#### Task description
How many of these lines hold the string "role"? Answer with the number only.

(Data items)
--------

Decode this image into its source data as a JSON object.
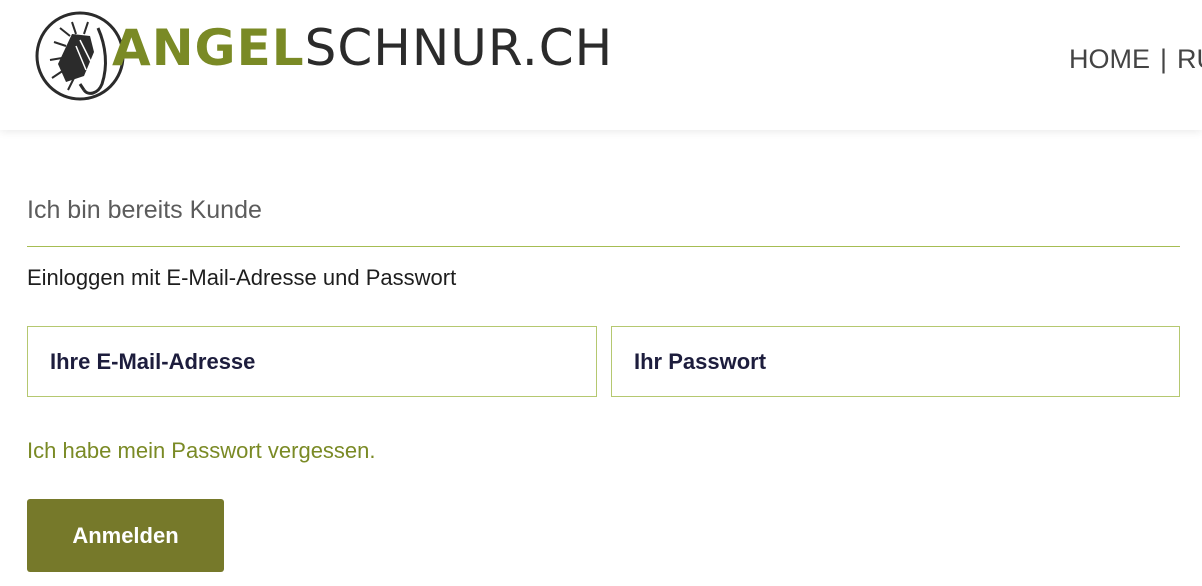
{
  "header": {
    "logo": {
      "text_green": "ANGEL",
      "text_dark": "SCHNUR.CH",
      "emblem_icon": "fishing-fly-icon"
    },
    "nav": {
      "home": "HOME",
      "separator": "|",
      "next_partial": "RU"
    }
  },
  "login": {
    "section_title": "Ich bin bereits Kunde",
    "subtitle": "Einloggen mit E-Mail-Adresse und Passwort",
    "email": {
      "value": "",
      "placeholder": "Ihre E-Mail-Adresse"
    },
    "password": {
      "value": "",
      "placeholder": "Ihr Passwort"
    },
    "forgot_link": "Ich habe mein Passwort vergessen.",
    "submit_label": "Anmelden"
  },
  "colors": {
    "brand_green": "#7a8a25",
    "button_olive": "#76792a",
    "border_green": "#b5c870",
    "divider_green": "#a6bd52",
    "field_text": "#1d1d3d"
  }
}
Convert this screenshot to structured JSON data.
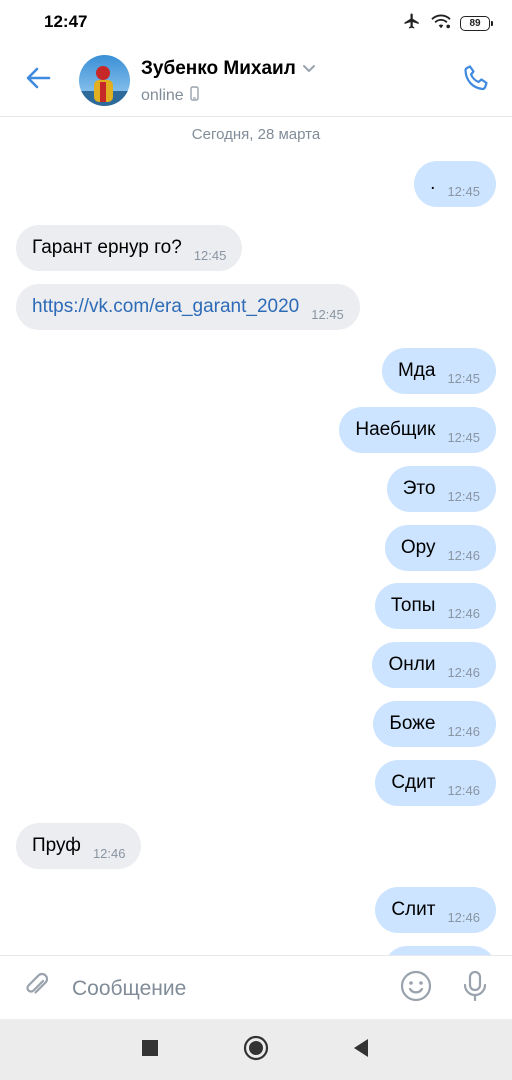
{
  "status_bar": {
    "time": "12:47",
    "battery": "89",
    "icons": [
      "airplane-mode-icon",
      "wifi-icon",
      "battery-icon"
    ]
  },
  "header": {
    "contact_name": "Зубенко Михаил",
    "status": "online",
    "icons": [
      "back-arrow-icon",
      "chevron-down-icon",
      "mobile-device-icon",
      "phone-icon"
    ]
  },
  "chat": {
    "date_separator": "Сегодня, 28 марта",
    "messages": [
      {
        "dir": "out",
        "text": ".",
        "time": "12:45"
      },
      {
        "dir": "in",
        "text": "Гарант ернур го?",
        "time": "12:45"
      },
      {
        "dir": "in",
        "text": "https://vk.com/era_garant_2020",
        "time": "12:45",
        "link": true
      },
      {
        "dir": "out",
        "text": "Мда",
        "time": "12:45"
      },
      {
        "dir": "out",
        "text": "Наебщик",
        "time": "12:45"
      },
      {
        "dir": "out",
        "text": "Это",
        "time": "12:45"
      },
      {
        "dir": "out",
        "text": "Ору",
        "time": "12:46"
      },
      {
        "dir": "out",
        "text": "Топы",
        "time": "12:46"
      },
      {
        "dir": "out",
        "text": "Онли",
        "time": "12:46"
      },
      {
        "dir": "out",
        "text": "Боже",
        "time": "12:46"
      },
      {
        "dir": "out",
        "text": "Сдит",
        "time": "12:46"
      },
      {
        "dir": "in",
        "text": "Пруф",
        "time": "12:46"
      },
      {
        "dir": "out",
        "text": "Слит",
        "time": "12:46"
      }
    ]
  },
  "composer": {
    "placeholder": "Сообщение",
    "value": "",
    "icons": [
      "paperclip-icon",
      "emoji-icon",
      "microphone-icon"
    ]
  },
  "colors": {
    "accent": "#3f8ae0",
    "incoming_bubble": "#ebedf0",
    "outgoing_bubble": "#cce4ff",
    "secondary_text": "#818c99"
  },
  "navbar": {
    "icons": [
      "recent-apps-icon",
      "home-icon",
      "back-icon"
    ]
  }
}
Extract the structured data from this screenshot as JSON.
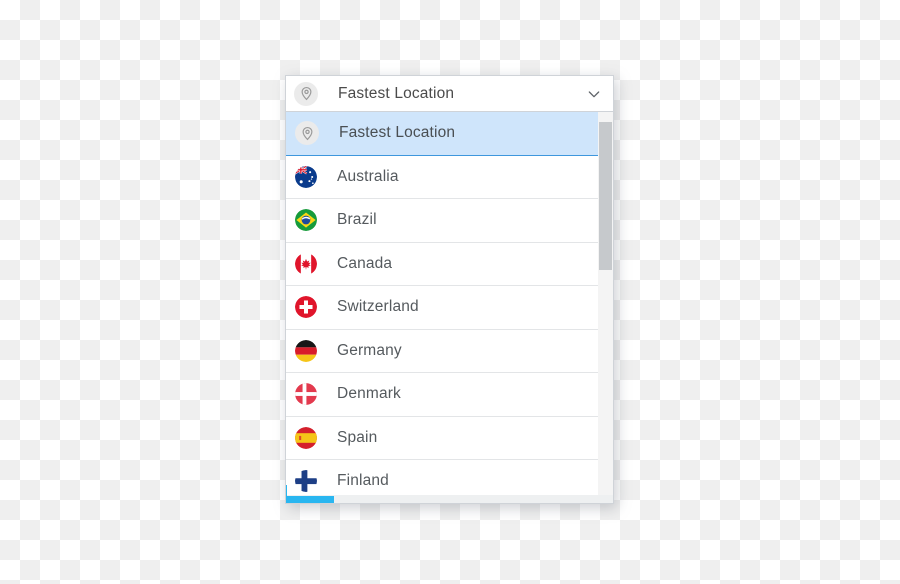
{
  "widget": {
    "type": "location-select-dropdown",
    "header": {
      "value": "Fastest Location",
      "icon": "location-pin-icon",
      "expander_icon": "chevron-down-icon"
    },
    "accent_color": "#3e97dd",
    "selected_row_background": "#cfe5fb",
    "text_color": "#555a5e",
    "options": [
      {
        "label": "Fastest Location",
        "icon": "location-pin-icon",
        "selected": true
      },
      {
        "label": "Australia",
        "icon": "flag-australia-icon",
        "selected": false
      },
      {
        "label": "Brazil",
        "icon": "flag-brazil-icon",
        "selected": false
      },
      {
        "label": "Canada",
        "icon": "flag-canada-icon",
        "selected": false
      },
      {
        "label": "Switzerland",
        "icon": "flag-switzerland-icon",
        "selected": false
      },
      {
        "label": "Germany",
        "icon": "flag-germany-icon",
        "selected": false
      },
      {
        "label": "Denmark",
        "icon": "flag-denmark-icon",
        "selected": false
      },
      {
        "label": "Spain",
        "icon": "flag-spain-icon",
        "selected": false
      },
      {
        "label": "Finland",
        "icon": "flag-finland-icon",
        "selected": false
      }
    ],
    "vertical_scrollbar": {
      "name": "vertical-scrollbar",
      "thumb_color": "#c6c9cc"
    },
    "horizontal_scrollbar": {
      "name": "horizontal-scrollbar",
      "thumb_color": "#29b6f0"
    }
  }
}
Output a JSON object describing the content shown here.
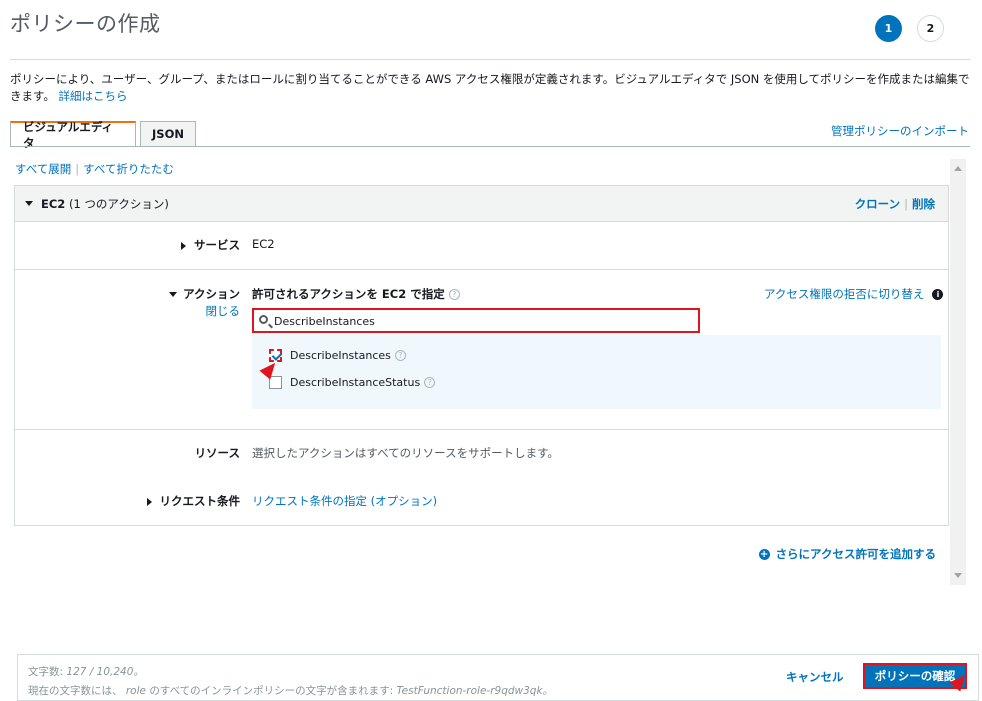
{
  "page": {
    "title": "ポリシーの作成",
    "steps": [
      "1",
      "2"
    ],
    "description_text": "ポリシーにより、ユーザー、グループ、またはロールに割り当てることができる AWS アクセス権限が定義されます。ビジュアルエディタで JSON を使用してポリシーを作成または編集できます。",
    "description_link": "詳細はこちら"
  },
  "tabs": {
    "visual": "ビジュアルエディタ",
    "json": "JSON",
    "import_link": "管理ポリシーのインポート"
  },
  "editor": {
    "expand_all": "すべて展開",
    "collapse_all": "すべて折りたたむ",
    "panel": {
      "service_name": "EC2",
      "action_count": "(1 つのアクション)",
      "clone": "クローン",
      "delete": "削除"
    },
    "service_row": {
      "label": "サービス",
      "value": "EC2"
    },
    "action_row": {
      "label": "アクション",
      "close": "閉じる",
      "heading": "許可されるアクションを EC2 で指定",
      "switch_link": "アクセス権限の拒否に切り替え",
      "search_value": "DescribeInstances",
      "options": [
        {
          "label": "DescribeInstances",
          "checked": true
        },
        {
          "label": "DescribeInstanceStatus",
          "checked": false
        }
      ]
    },
    "resource_row": {
      "label": "リソース",
      "value": "選択したアクションはすべてのリソースをサポートします。"
    },
    "request_row": {
      "label": "リクエスト条件",
      "value": "リクエスト条件の指定 (オプション)"
    },
    "add_permissions": "さらにアクセス許可を追加する"
  },
  "footer": {
    "char_count_label": "文字数:",
    "char_count_value": "127 / 10,240。",
    "note_prefix": "現在の文字数には、",
    "note_role": "role",
    "note_middle": "のすべてのインラインポリシーの文字が含まれます:",
    "note_policy": "TestFunction-role-r9qdw3qk。",
    "cancel": "キャンセル",
    "review": "ポリシーの確認"
  },
  "colors": {
    "accent": "#0073bb",
    "tab_accent": "#ec7211",
    "highlight": "#e0141e"
  }
}
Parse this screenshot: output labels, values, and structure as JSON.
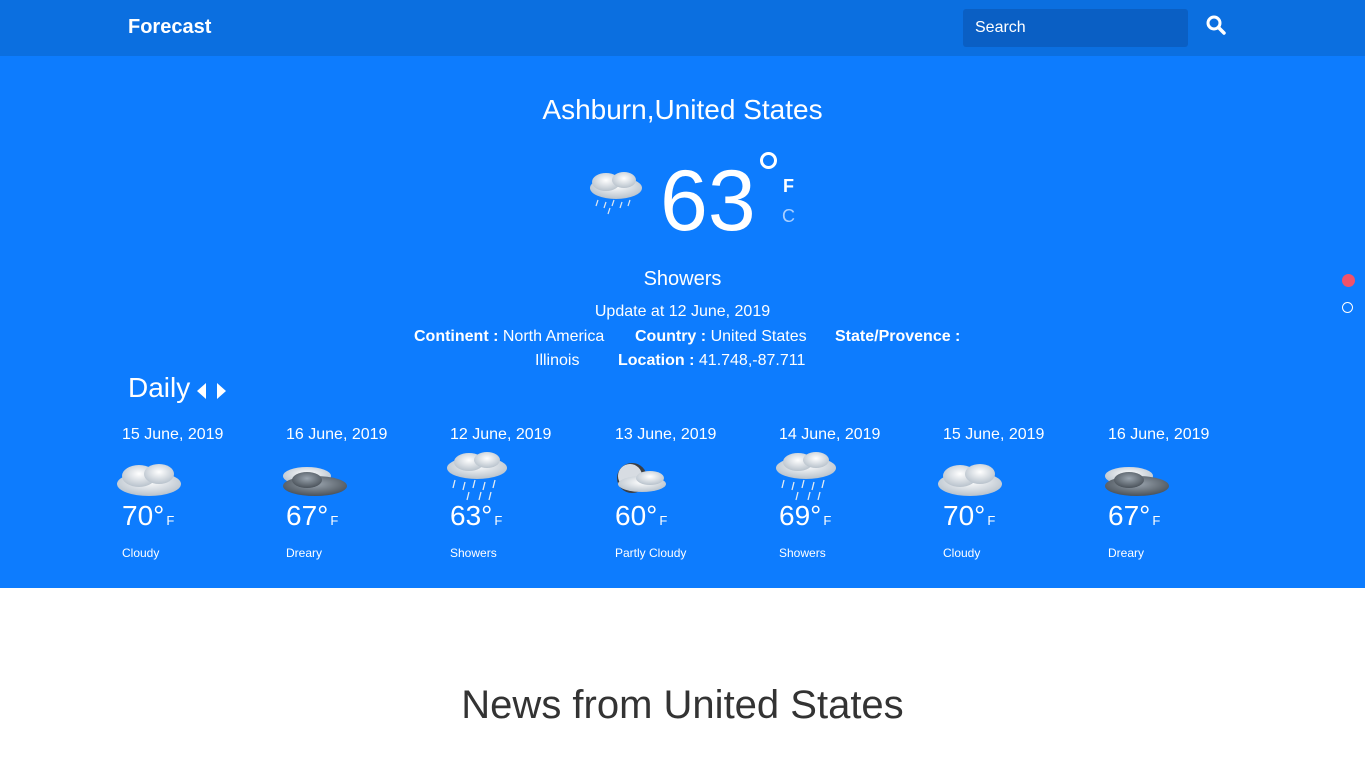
{
  "navbar": {
    "brand": "Forecast",
    "search_placeholder": "Search",
    "search_icon": "search-icon"
  },
  "current": {
    "location": "Ashburn,United States",
    "temperature": "63",
    "unit_f": "F",
    "unit_c": "C",
    "condition": "Showers",
    "update": "Update at 12 June, 2019",
    "icon": "showers-cloud-icon",
    "continent_label": "Continent :",
    "continent_value": "North America",
    "country_label": "Country :",
    "country_value": "United States",
    "state_label": "State/Provence :",
    "state_value": "Illinois",
    "location_label": "Location :",
    "location_value": "41.748,-87.711"
  },
  "daily": {
    "title": "Daily",
    "prev_icon": "caret-left-icon",
    "next_icon": "caret-right-icon",
    "days": [
      {
        "date": "15 June, 2019",
        "temp": "70°",
        "unit": "F",
        "condition": "Cloudy",
        "icon": "cloudy-icon"
      },
      {
        "date": "16 June, 2019",
        "temp": "67°",
        "unit": "F",
        "condition": "Dreary",
        "icon": "dreary-icon"
      },
      {
        "date": "12 June, 2019",
        "temp": "63°",
        "unit": "F",
        "condition": "Showers",
        "icon": "showers-icon"
      },
      {
        "date": "13 June, 2019",
        "temp": "60°",
        "unit": "F",
        "condition": "Partly Cloudy",
        "icon": "partly-cloudy-night-icon"
      },
      {
        "date": "14 June, 2019",
        "temp": "69°",
        "unit": "F",
        "condition": "Showers",
        "icon": "showers-icon"
      },
      {
        "date": "15 June, 2019",
        "temp": "70°",
        "unit": "F",
        "condition": "Cloudy",
        "icon": "cloudy-icon"
      },
      {
        "date": "16 June, 2019",
        "temp": "67°",
        "unit": "F",
        "condition": "Dreary",
        "icon": "dreary-icon"
      }
    ]
  },
  "news": {
    "title": "News from United States"
  },
  "colors": {
    "navbar": "#0b6fe0",
    "hero": "#0d7cfe",
    "dot_active": "#f0526a"
  }
}
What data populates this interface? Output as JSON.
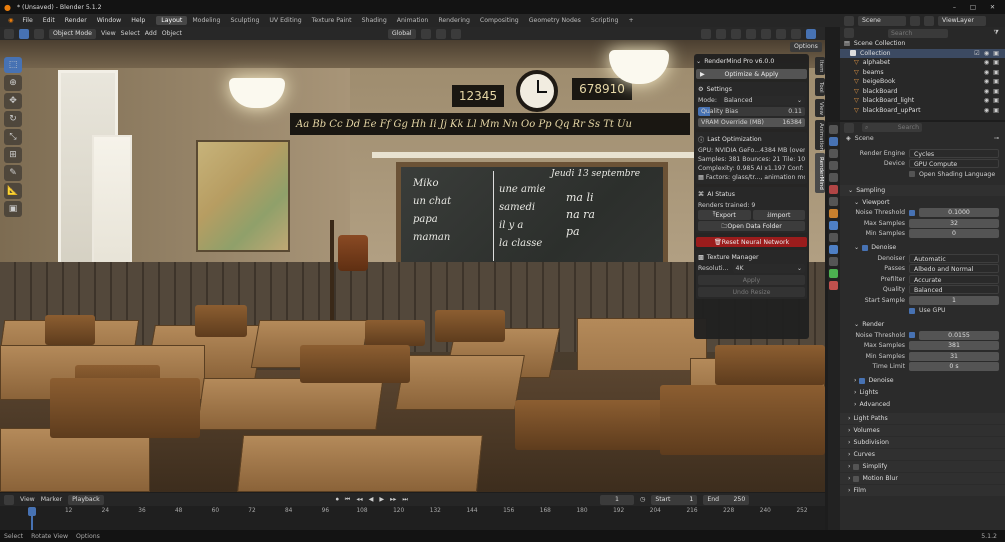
{
  "window": {
    "title": "* (Unsaved) - Blender 5.1.2",
    "controls": [
      "–",
      "□",
      "✕"
    ]
  },
  "menus": [
    "File",
    "Edit",
    "Render",
    "Window",
    "Help"
  ],
  "workspaces": [
    "Layout",
    "Modeling",
    "Sculpting",
    "UV Editing",
    "Texture Paint",
    "Shading",
    "Animation",
    "Rendering",
    "Compositing",
    "Geometry Nodes",
    "Scripting",
    "+"
  ],
  "viewport_header": {
    "mode": "Object Mode",
    "menus": [
      "View",
      "Select",
      "Add",
      "Object"
    ],
    "transform": "Global",
    "options": "Options"
  },
  "right_tabs": [
    "Item",
    "Tool",
    "View",
    "Animation",
    "RenderMind"
  ],
  "scene": {
    "counter": "12345",
    "counter2": "678910",
    "alphabet": "Aa Bb  Cc Dd Ee Ff Gg Hh Ii Jj Kk Ll Mm Nn Oo Pp Qq Rr Ss Tt Uu",
    "board_left": [
      "Miko",
      "un chat",
      "papa",
      "maman"
    ],
    "board_date": "Jeudi 13 septembre",
    "board_mid": [
      "une amie",
      "samedi",
      "il y a",
      "la classe"
    ],
    "board_right": [
      "ma",
      "li",
      "na",
      "ra",
      "pa"
    ]
  },
  "panel": {
    "title": "RenderMind Pro  v6.0.0",
    "optimize": "Optimize & Apply",
    "settings": {
      "header": "Settings",
      "mode_label": "Mode:",
      "mode_value": "Balanced",
      "quality_label": "Quality Bias",
      "quality_value": "0.11",
      "quality_fraction": 0.11,
      "vram_label": "VRAM Override (MB)",
      "vram_value": "16384"
    },
    "last": {
      "header": "Last Optimization",
      "lines": [
        "GPU: NVIDIA GeFo...4384 MB (override)",
        "Samples: 381  Bounces: 21  Tile: 102...",
        "Complexity: 0.985  AI x1.197  Conf: ...",
        "Factors: glass/tr..., animation mode"
      ]
    },
    "ai": {
      "header": "AI Status",
      "renders": "Renders trained: 9",
      "export": "Export",
      "import": "Import",
      "open": "Open Data Folder",
      "reset": "Reset Neural Network"
    },
    "texture": {
      "header": "Texture Manager",
      "res_label": "Resoluti...",
      "res_value": "4K",
      "apply": "Apply",
      "undo": "Undo Resize"
    }
  },
  "timeline": {
    "menus": [
      "View",
      "Marker",
      "Playback"
    ],
    "current": "1",
    "start_label": "Start",
    "start": "1",
    "end_label": "End",
    "end": "250",
    "ticks": [
      "1",
      "12",
      "24",
      "36",
      "48",
      "60",
      "72",
      "84",
      "96",
      "108",
      "120",
      "132",
      "144",
      "156",
      "168",
      "180",
      "192",
      "204",
      "216",
      "228",
      "240",
      "252"
    ]
  },
  "status": {
    "items": [
      "Select",
      "Rotate View",
      "Options"
    ],
    "version": "5.1.2"
  },
  "outliner": {
    "scene": "Scene",
    "viewlayer": "ViewLayer",
    "search_placeholder": "Search",
    "collection_root": "Scene Collection",
    "items": [
      "Collection",
      "alphabet",
      "beams",
      "beigeBook",
      "blackBoard",
      "blackBoard_light",
      "blackBoard_upPart"
    ]
  },
  "properties": {
    "search_placeholder": "Search",
    "scene_name": "Scene",
    "engine_label": "Render Engine",
    "engine_value": "Cycles",
    "device_label": "Device",
    "device_value": "GPU Compute",
    "osl": "Open Shading Language",
    "sampling": "Sampling",
    "viewport": "Viewport",
    "vp_noise_label": "Noise Threshold",
    "vp_noise": "0.1000",
    "vp_max_label": "Max Samples",
    "vp_max": "32",
    "vp_min_label": "Min Samples",
    "vp_min": "0",
    "denoise": "Denoise",
    "denoiser_label": "Denoiser",
    "denoiser": "Automatic",
    "passes_label": "Passes",
    "passes": "Albedo and Normal",
    "prefilter_label": "Prefilter",
    "prefilter": "Accurate",
    "quality_label": "Quality",
    "quality": "Balanced",
    "start_label": "Start Sample",
    "start": "1",
    "usegpu": "Use GPU",
    "render": "Render",
    "r_noise_label": "Noise Threshold",
    "r_noise": "0.0155",
    "r_max_label": "Max Samples",
    "r_max": "381",
    "r_min_label": "Min Samples",
    "r_min": "31",
    "r_time_label": "Time Limit",
    "r_time": "0 s",
    "denoise2": "Denoise",
    "lights": "Lights",
    "advanced": "Advanced",
    "sections": [
      "Light Paths",
      "Volumes",
      "Subdivision",
      "Curves",
      "Simplify",
      "Motion Blur",
      "Film"
    ]
  }
}
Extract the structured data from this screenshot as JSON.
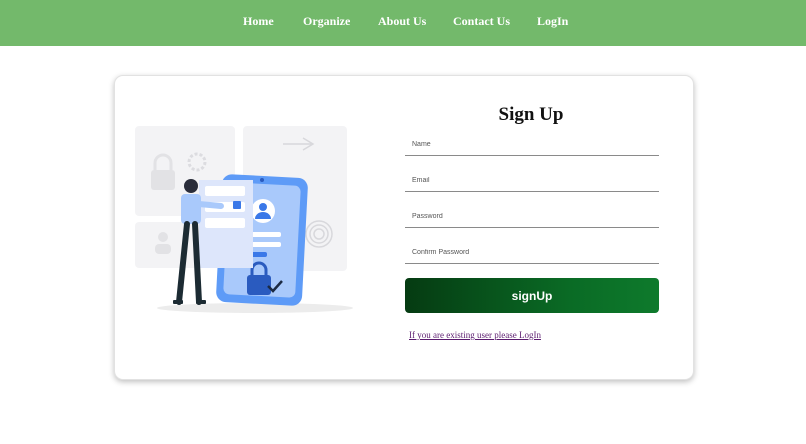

--------

#### Task output
2